▶ _Set task_: The data below is to be returned in full and exactly.
--- Start of Records ---
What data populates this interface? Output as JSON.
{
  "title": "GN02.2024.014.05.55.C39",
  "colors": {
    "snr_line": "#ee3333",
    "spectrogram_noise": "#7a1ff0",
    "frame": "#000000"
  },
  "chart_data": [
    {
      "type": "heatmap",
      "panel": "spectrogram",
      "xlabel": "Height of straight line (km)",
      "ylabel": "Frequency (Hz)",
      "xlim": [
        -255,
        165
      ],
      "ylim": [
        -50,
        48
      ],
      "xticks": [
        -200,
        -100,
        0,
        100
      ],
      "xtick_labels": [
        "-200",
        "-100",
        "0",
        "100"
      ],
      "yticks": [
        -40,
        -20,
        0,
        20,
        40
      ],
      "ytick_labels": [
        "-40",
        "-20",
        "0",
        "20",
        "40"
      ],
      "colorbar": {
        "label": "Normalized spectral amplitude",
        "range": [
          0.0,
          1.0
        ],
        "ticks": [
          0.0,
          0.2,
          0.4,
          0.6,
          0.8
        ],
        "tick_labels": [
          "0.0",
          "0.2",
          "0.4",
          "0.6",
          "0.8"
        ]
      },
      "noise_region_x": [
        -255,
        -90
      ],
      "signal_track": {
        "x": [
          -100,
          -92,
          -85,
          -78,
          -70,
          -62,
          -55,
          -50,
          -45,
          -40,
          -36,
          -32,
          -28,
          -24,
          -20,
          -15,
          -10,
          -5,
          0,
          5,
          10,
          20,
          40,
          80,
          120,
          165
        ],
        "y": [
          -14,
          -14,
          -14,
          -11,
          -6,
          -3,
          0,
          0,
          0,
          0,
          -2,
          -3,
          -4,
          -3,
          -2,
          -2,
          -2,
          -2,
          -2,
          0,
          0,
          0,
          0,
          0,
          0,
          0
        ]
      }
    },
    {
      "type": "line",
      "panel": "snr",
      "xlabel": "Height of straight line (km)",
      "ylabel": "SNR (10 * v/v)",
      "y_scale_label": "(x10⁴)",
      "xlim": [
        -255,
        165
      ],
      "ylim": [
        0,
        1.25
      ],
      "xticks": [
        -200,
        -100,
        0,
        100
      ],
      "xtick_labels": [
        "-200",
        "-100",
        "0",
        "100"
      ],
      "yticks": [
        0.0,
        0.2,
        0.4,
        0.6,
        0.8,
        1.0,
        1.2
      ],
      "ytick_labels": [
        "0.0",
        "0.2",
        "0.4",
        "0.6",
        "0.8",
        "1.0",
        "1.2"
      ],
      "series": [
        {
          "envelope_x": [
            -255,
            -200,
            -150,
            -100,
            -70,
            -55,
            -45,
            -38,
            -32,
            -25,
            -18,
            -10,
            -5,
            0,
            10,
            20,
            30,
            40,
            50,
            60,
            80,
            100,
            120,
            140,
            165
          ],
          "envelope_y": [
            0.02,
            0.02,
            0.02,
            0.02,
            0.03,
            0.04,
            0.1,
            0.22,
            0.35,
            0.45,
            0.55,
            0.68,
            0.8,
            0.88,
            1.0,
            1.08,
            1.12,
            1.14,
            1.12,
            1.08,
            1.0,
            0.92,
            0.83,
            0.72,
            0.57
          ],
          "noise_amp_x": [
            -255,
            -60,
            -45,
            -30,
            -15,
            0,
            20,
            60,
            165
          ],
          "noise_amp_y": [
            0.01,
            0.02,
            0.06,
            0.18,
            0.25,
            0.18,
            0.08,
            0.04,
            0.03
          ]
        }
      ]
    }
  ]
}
--- End of Records ---
▶ _Result for this task_:
What data populates this interface? Output as JSON.
{
  "title": "GN02.2024.014.05.55.C39",
  "colors": {
    "snr_line": "#ee3333",
    "spectrogram_noise": "#7a1ff0",
    "frame": "#000000"
  },
  "chart_data": [
    {
      "type": "heatmap",
      "panel": "spectrogram",
      "xlabel": "Height of straight line (km)",
      "ylabel": "Frequency (Hz)",
      "xlim": [
        -255,
        165
      ],
      "ylim": [
        -50,
        48
      ],
      "xticks": [
        -200,
        -100,
        0,
        100
      ],
      "xtick_labels": [
        "-200",
        "-100",
        "0",
        "100"
      ],
      "yticks": [
        -40,
        -20,
        0,
        20,
        40
      ],
      "ytick_labels": [
        "-40",
        "-20",
        "0",
        "20",
        "40"
      ],
      "colorbar": {
        "label": "Normalized spectral amplitude",
        "range": [
          0.0,
          1.0
        ],
        "ticks": [
          0.0,
          0.2,
          0.4,
          0.6,
          0.8
        ],
        "tick_labels": [
          "0.0",
          "0.2",
          "0.4",
          "0.6",
          "0.8"
        ]
      },
      "noise_region_x": [
        -255,
        -90
      ],
      "signal_track": {
        "x": [
          -100,
          -92,
          -85,
          -78,
          -70,
          -62,
          -55,
          -50,
          -45,
          -40,
          -36,
          -32,
          -28,
          -24,
          -20,
          -15,
          -10,
          -5,
          0,
          5,
          10,
          20,
          40,
          80,
          120,
          165
        ],
        "y": [
          -14,
          -14,
          -14,
          -11,
          -6,
          -3,
          0,
          0,
          0,
          0,
          -2,
          -3,
          -4,
          -3,
          -2,
          -2,
          -2,
          -2,
          -2,
          0,
          0,
          0,
          0,
          0,
          0,
          0
        ]
      }
    },
    {
      "type": "line",
      "panel": "snr",
      "xlabel": "Height of straight line (km)",
      "ylabel": "SNR (10 * v/v)",
      "y_scale_label": "(x10⁴)",
      "xlim": [
        -255,
        165
      ],
      "ylim": [
        0,
        1.25
      ],
      "xticks": [
        -200,
        -100,
        0,
        100
      ],
      "xtick_labels": [
        "-200",
        "-100",
        "0",
        "100"
      ],
      "yticks": [
        0.0,
        0.2,
        0.4,
        0.6,
        0.8,
        1.0,
        1.2
      ],
      "ytick_labels": [
        "0.0",
        "0.2",
        "0.4",
        "0.6",
        "0.8",
        "1.0",
        "1.2"
      ],
      "series": [
        {
          "envelope_x": [
            -255,
            -200,
            -150,
            -100,
            -70,
            -55,
            -45,
            -38,
            -32,
            -25,
            -18,
            -10,
            -5,
            0,
            10,
            20,
            30,
            40,
            50,
            60,
            80,
            100,
            120,
            140,
            165
          ],
          "envelope_y": [
            0.02,
            0.02,
            0.02,
            0.02,
            0.03,
            0.04,
            0.1,
            0.22,
            0.35,
            0.45,
            0.55,
            0.68,
            0.8,
            0.88,
            1.0,
            1.08,
            1.12,
            1.14,
            1.12,
            1.08,
            1.0,
            0.92,
            0.83,
            0.72,
            0.57
          ],
          "noise_amp_x": [
            -255,
            -60,
            -45,
            -30,
            -15,
            0,
            20,
            60,
            165
          ],
          "noise_amp_y": [
            0.01,
            0.02,
            0.06,
            0.18,
            0.25,
            0.18,
            0.08,
            0.04,
            0.03
          ]
        }
      ]
    }
  ]
}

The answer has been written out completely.